*Aim of the task*. Verbatim output of all the material below is required.

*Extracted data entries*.
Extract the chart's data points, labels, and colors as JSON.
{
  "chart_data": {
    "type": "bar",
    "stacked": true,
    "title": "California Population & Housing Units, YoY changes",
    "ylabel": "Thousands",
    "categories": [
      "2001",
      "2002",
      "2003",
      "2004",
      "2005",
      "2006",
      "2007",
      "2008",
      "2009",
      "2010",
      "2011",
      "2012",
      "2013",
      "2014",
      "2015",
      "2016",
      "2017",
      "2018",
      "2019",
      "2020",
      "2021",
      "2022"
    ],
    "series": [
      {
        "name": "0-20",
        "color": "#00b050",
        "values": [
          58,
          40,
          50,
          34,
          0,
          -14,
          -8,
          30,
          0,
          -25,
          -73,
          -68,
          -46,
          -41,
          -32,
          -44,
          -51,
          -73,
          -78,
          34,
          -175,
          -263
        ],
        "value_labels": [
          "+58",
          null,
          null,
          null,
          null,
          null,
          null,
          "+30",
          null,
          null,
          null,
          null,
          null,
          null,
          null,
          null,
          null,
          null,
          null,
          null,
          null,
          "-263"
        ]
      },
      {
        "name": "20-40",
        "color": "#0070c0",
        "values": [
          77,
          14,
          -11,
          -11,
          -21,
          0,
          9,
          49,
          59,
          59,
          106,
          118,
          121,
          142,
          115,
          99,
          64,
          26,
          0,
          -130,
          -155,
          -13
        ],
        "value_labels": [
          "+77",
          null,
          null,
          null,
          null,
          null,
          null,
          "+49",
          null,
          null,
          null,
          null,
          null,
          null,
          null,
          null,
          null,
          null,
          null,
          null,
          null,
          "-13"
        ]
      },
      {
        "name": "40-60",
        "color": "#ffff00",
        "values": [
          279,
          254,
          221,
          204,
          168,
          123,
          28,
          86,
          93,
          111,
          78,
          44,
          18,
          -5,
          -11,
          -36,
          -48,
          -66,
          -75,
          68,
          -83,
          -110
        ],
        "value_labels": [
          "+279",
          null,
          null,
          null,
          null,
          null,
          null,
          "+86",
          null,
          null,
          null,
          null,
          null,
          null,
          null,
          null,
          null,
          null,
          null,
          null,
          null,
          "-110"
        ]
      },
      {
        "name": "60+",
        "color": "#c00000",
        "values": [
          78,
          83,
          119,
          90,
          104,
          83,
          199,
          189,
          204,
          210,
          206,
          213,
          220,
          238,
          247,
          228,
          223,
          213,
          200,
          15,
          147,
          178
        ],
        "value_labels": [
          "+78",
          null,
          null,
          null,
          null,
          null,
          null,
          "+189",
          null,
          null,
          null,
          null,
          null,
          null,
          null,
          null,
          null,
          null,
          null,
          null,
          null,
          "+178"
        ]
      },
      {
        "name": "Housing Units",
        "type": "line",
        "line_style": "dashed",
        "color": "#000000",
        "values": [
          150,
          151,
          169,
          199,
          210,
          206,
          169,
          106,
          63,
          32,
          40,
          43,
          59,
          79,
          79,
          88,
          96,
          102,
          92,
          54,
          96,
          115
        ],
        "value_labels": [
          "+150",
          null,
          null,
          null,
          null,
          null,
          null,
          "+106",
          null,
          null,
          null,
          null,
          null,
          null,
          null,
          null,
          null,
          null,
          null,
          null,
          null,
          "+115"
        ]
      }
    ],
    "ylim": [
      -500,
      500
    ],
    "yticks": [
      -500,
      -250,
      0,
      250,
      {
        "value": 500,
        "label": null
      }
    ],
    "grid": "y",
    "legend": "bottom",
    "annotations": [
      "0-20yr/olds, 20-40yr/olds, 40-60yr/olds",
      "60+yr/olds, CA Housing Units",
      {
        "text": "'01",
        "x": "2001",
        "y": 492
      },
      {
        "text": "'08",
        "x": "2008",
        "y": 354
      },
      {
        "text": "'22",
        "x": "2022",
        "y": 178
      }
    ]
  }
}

*Expected answer*.
Extract the chart's data points, labels, and colors as JSON.
{
  "chart_data": {
    "type": "bar",
    "stacked": true,
    "title": "California Population & Housing Units, YoY changes",
    "ylabel": "Thousands",
    "categories": [
      "2001",
      "2002",
      "2003",
      "2004",
      "2005",
      "2006",
      "2007",
      "2008",
      "2009",
      "2010",
      "2011",
      "2012",
      "2013",
      "2014",
      "2015",
      "2016",
      "2017",
      "2018",
      "2019",
      "2020",
      "2021",
      "2022"
    ],
    "series": [
      {
        "name": "0-20",
        "color": "#00b050",
        "values": [
          58,
          40,
          50,
          34,
          0,
          -14,
          -8,
          30,
          0,
          -25,
          -73,
          -68,
          -46,
          -41,
          -32,
          -44,
          -51,
          -73,
          -78,
          34,
          -175,
          -263
        ],
        "value_labels": [
          "+58",
          null,
          null,
          null,
          null,
          null,
          null,
          "+30",
          null,
          null,
          null,
          null,
          null,
          null,
          null,
          null,
          null,
          null,
          null,
          null,
          null,
          "-263"
        ]
      },
      {
        "name": "20-40",
        "color": "#0070c0",
        "values": [
          77,
          14,
          -11,
          -11,
          -21,
          0,
          9,
          49,
          59,
          59,
          106,
          118,
          121,
          142,
          115,
          99,
          64,
          26,
          0,
          -130,
          -155,
          -13
        ],
        "value_labels": [
          "+77",
          null,
          null,
          null,
          null,
          null,
          null,
          "+49",
          null,
          null,
          null,
          null,
          null,
          null,
          null,
          null,
          null,
          null,
          null,
          null,
          null,
          "-13"
        ]
      },
      {
        "name": "40-60",
        "color": "#ffff00",
        "values": [
          279,
          254,
          221,
          204,
          168,
          123,
          28,
          86,
          93,
          111,
          78,
          44,
          18,
          -5,
          -11,
          -36,
          -48,
          -66,
          -75,
          68,
          -83,
          -110
        ],
        "value_labels": [
          "+279",
          null,
          null,
          null,
          null,
          null,
          null,
          "+86",
          null,
          null,
          null,
          null,
          null,
          null,
          null,
          null,
          null,
          null,
          null,
          null,
          null,
          "-110"
        ]
      },
      {
        "name": "60+",
        "color": "#c00000",
        "values": [
          78,
          83,
          119,
          90,
          104,
          83,
          199,
          189,
          204,
          210,
          206,
          213,
          220,
          238,
          247,
          228,
          223,
          213,
          200,
          15,
          147,
          178
        ],
        "value_labels": [
          "+78",
          null,
          null,
          null,
          null,
          null,
          null,
          "+189",
          null,
          null,
          null,
          null,
          null,
          null,
          null,
          null,
          null,
          null,
          null,
          null,
          null,
          "+178"
        ]
      },
      {
        "name": "Housing Units",
        "type": "line",
        "line_style": "dashed",
        "color": "#000000",
        "values": [
          150,
          151,
          169,
          199,
          210,
          206,
          169,
          106,
          63,
          32,
          40,
          43,
          59,
          79,
          79,
          88,
          96,
          102,
          92,
          54,
          96,
          115
        ],
        "value_labels": [
          "+150",
          null,
          null,
          null,
          null,
          null,
          null,
          "+106",
          null,
          null,
          null,
          null,
          null,
          null,
          null,
          null,
          null,
          null,
          null,
          null,
          null,
          "+115"
        ]
      }
    ],
    "ylim": [
      -500,
      500
    ],
    "yticks": [
      -500,
      -250,
      0,
      250,
      {
        "value": 500,
        "label": null
      }
    ],
    "grid": "y",
    "legend": "bottom",
    "annotations": [
      "0-20yr/olds, 20-40yr/olds, 40-60yr/olds",
      "60+yr/olds, CA Housing Units",
      {
        "text": "'01",
        "x": "2001",
        "y": 492
      },
      {
        "text": "'08",
        "x": "2008",
        "y": 354
      },
      {
        "text": "'22",
        "x": "2022",
        "y": 178
      }
    ]
  }
}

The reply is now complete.